• [Short exercise]: Identify each line below that contains the word "http", and copy it out.

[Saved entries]
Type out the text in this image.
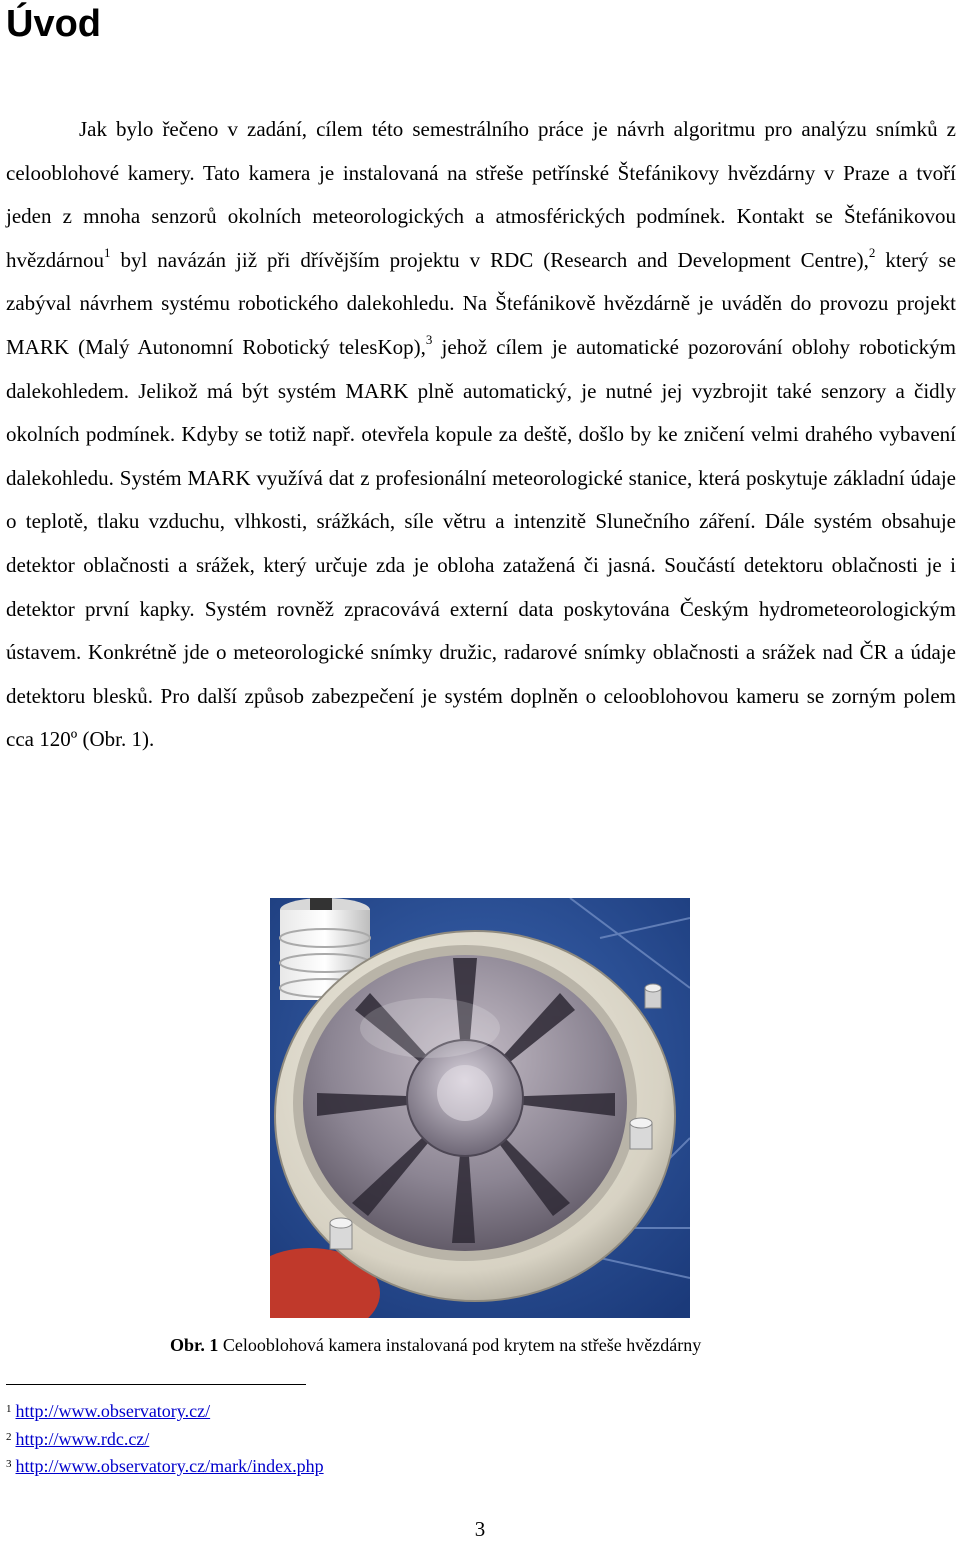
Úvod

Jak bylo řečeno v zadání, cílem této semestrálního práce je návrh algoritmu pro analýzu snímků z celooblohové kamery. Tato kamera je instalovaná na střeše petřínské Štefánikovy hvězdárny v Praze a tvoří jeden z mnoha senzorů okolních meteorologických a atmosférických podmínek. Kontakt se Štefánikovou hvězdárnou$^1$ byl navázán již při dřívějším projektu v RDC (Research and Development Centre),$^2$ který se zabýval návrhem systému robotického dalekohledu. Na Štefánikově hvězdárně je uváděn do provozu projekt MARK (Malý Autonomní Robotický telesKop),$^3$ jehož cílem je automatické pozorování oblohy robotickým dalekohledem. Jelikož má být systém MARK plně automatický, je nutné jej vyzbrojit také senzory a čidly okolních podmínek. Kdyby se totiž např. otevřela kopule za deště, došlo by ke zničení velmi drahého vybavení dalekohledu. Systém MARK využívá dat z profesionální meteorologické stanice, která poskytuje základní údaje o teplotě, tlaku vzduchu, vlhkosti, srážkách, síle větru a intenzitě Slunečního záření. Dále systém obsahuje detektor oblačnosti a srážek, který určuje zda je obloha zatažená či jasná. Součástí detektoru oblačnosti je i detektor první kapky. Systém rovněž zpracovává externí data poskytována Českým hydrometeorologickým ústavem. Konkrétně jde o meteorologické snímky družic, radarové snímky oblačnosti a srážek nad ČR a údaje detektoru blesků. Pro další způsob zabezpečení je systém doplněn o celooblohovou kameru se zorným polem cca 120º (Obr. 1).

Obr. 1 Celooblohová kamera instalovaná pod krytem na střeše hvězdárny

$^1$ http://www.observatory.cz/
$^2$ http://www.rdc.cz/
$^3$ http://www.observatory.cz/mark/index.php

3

• [Right answer]:
$^1$ http://www.observatory.cz/
$^2$ http://www.rdc.cz/
$^3$ http://www.observatory.cz/mark/index.php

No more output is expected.